- Exercise directions -
Determine how many lines of this material contain "Send". Give only the number.

- Supplied data -
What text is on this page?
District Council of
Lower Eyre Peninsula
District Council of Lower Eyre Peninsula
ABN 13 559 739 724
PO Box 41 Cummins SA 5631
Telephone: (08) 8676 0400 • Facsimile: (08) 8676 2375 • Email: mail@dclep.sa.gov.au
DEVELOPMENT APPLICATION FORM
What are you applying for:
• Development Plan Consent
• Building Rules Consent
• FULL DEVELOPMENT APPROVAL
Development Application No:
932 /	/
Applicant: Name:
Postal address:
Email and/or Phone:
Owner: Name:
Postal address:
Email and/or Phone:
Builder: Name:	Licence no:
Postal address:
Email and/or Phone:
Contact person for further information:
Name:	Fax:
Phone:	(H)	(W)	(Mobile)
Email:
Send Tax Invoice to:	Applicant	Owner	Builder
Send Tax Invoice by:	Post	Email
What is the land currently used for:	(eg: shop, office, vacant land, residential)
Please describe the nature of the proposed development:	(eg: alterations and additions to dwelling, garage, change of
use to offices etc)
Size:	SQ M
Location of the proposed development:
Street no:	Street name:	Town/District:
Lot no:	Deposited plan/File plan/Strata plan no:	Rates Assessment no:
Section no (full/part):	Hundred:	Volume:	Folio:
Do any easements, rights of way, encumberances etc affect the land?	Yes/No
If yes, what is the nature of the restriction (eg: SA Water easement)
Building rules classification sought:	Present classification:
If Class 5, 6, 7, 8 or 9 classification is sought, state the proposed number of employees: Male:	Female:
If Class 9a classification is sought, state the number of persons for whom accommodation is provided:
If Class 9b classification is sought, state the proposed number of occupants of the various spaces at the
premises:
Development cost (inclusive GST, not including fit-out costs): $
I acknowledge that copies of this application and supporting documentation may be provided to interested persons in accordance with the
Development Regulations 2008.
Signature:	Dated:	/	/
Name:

- Answer below -
2